------ Document extract

Myanmar’s complex civil war

Jan 10, 2024
Flag of Myanmar painted on cracked dirty wall. National pattern on vintage style surface.

Myanmar’s situation is complex: since February 2021, there is a multi-party civil war between the military coup government, the NUG (National Unity Government; successor of the Bamar-majority civil government) and its People’s defense forces, and over 30 different ethnic armed organisations (EAO’s) with shifting alliances/coalitions/loyalties, intersecting with a variety of criminal enterprises that are opportunistic and tactical.

But this situation is a continuation of a 75-year civil war, the longest in modern history, originating in British colonisation. The British created an artificial, chimeric, patchwork state of 135 ethnicities to “divide and rule”. A charismatic anti-imperialist leader, Aung San, united the parties, leading the country towards national liberation. He was assassinated (likely by British Elites) in 1947 just as the country was achieving liberation. After his assassination the country devolved into bloody chaos and civil war, which has continued to the current day. This war also has a religious dimension: some of the colonial ruling ethnic strata were converted to Christianity and Muslims were imported as labourers into Buddhist-Animistic cultures. This resulted in Buddhist-Christian-Islamic conflicts as well as intra-religious/intra-ethnic fights.

------------

## Task objective
Resume the article on Myanmar's civil war, picking up right after its final sentence. The data that comes next is drawn from a separate source.

------ Provided material

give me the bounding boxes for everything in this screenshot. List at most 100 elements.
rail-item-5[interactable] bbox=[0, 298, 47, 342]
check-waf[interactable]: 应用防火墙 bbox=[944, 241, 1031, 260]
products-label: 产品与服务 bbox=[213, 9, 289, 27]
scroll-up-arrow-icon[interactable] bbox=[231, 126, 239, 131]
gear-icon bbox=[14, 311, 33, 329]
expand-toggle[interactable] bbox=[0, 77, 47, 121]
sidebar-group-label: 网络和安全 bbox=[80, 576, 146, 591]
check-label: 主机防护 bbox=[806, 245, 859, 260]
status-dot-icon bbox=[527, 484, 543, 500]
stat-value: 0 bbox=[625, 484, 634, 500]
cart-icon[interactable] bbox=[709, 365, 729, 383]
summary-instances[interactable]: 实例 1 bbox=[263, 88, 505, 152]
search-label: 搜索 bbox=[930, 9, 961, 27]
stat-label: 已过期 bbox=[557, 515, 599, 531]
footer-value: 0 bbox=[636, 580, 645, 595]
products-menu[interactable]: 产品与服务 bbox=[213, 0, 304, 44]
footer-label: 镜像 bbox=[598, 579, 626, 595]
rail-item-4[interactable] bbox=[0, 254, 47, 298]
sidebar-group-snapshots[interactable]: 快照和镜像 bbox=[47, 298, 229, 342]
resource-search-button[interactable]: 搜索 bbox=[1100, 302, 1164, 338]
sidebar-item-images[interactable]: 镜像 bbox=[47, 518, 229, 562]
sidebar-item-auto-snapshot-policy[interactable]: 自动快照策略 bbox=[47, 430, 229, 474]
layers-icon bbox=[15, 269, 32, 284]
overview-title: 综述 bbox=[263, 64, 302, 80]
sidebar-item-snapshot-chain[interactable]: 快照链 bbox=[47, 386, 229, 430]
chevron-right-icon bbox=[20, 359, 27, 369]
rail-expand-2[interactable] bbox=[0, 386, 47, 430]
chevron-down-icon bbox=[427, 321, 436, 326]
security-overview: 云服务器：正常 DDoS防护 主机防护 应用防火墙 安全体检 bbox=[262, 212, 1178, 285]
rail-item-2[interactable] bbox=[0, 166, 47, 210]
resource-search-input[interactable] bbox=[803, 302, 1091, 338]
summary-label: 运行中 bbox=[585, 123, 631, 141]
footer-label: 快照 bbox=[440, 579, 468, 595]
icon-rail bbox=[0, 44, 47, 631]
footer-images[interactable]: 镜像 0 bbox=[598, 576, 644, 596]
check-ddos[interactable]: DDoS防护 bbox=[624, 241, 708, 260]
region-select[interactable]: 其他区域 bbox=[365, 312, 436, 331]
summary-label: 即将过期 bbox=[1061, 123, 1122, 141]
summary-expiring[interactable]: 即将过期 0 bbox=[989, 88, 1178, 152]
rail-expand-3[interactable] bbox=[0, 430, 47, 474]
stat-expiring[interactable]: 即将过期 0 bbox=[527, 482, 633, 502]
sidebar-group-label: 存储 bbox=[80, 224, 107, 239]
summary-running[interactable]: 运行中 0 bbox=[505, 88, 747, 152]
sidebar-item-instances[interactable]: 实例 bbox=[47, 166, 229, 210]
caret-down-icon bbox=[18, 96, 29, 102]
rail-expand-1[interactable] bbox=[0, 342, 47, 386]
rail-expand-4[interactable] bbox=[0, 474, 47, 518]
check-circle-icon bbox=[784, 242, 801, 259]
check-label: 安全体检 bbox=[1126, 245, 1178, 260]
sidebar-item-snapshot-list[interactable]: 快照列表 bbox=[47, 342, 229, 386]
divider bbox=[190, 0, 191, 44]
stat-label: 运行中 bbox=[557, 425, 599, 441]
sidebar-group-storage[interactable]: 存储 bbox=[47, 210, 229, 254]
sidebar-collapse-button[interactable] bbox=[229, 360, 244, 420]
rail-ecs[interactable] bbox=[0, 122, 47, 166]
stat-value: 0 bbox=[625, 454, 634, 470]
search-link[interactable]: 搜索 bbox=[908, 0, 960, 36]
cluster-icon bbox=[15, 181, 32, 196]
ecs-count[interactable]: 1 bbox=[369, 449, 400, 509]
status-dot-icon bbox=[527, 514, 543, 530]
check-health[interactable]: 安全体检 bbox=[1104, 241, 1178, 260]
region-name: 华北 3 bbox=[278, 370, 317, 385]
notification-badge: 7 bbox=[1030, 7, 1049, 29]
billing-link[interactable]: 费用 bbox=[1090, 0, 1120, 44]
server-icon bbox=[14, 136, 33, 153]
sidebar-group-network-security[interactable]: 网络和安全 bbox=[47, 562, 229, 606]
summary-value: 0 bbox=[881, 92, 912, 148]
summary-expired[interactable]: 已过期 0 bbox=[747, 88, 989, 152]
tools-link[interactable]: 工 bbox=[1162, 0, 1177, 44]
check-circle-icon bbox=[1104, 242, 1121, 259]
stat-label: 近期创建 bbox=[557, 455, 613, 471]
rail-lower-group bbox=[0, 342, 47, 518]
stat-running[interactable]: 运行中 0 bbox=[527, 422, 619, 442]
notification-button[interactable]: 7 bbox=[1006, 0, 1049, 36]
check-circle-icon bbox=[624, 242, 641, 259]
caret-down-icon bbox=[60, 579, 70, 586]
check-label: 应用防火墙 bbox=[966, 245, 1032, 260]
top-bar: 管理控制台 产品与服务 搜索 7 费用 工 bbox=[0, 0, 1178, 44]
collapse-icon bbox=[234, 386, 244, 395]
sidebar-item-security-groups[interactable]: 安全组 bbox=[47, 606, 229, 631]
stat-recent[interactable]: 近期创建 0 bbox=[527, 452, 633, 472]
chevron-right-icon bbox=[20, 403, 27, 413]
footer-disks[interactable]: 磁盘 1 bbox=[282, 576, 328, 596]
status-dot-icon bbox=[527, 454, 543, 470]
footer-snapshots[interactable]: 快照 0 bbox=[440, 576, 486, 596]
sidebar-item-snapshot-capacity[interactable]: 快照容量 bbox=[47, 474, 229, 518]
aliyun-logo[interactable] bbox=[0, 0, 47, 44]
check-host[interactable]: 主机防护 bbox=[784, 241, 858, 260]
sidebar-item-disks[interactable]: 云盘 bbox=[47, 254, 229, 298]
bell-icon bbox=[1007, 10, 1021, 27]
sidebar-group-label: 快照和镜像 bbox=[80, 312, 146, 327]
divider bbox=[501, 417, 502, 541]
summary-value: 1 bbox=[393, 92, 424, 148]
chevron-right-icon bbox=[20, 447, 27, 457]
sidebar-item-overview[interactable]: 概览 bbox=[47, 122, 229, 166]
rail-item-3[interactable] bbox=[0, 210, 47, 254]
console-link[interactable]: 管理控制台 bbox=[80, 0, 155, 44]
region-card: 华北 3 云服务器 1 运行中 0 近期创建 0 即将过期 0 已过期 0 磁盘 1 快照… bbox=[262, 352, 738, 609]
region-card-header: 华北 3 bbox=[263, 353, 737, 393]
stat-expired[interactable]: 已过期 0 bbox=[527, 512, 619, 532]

------------

## Answer
Chinese pressure

A new development has been China’s recent pressure on Myanmar: border military exercises, support of certain EAO’s, direct pressure on the military government, and even cross-border raids and arrest warrants.

This is very unusual: China has had a principled non-interventionist foreign policy since 1979. However, immense cross-border criminality has forced China’s hand: Myanmar has 2000 km of border with China, and thousands of Chinese nationals have been kidnapped into slavery in Myanmar; some have been murdered.

As a result, China is trying actively to suppress border crimes. A recent Chinese raid liberated 4500 Chinese nationals and Chinese officials have issued arrest warrants for several crime families. These syndicates kidnap Chinese and other nationals and force them to work in call-centre scams in Myanmar under threat of torture, sexual assault, and murder. 120,000 people are estimated to be enslaved, according to the UN. Some syndicates have family connections to the military government.

China had been trying to get the military government to shut down this slavery and scamming; when it became clear that was ineffectual, it supported/green-lighted an alliance of Northern EAO’s Three brotherhood Army (Arakan Army; Myanmar National Democratic Alliance Army, Ta’Ang National Liberation Army) to smash the criminal gangs and retake control of the border.

This has had the effect of demonstrating the weakness of the Military government, with some 150 bases overrun by the alliance. Multiple EAOs, as well as NUG militias, have pressed this to their advantage, liberating vast areas of formerly military-controlled territory along the borders and controlling key arteries of trade.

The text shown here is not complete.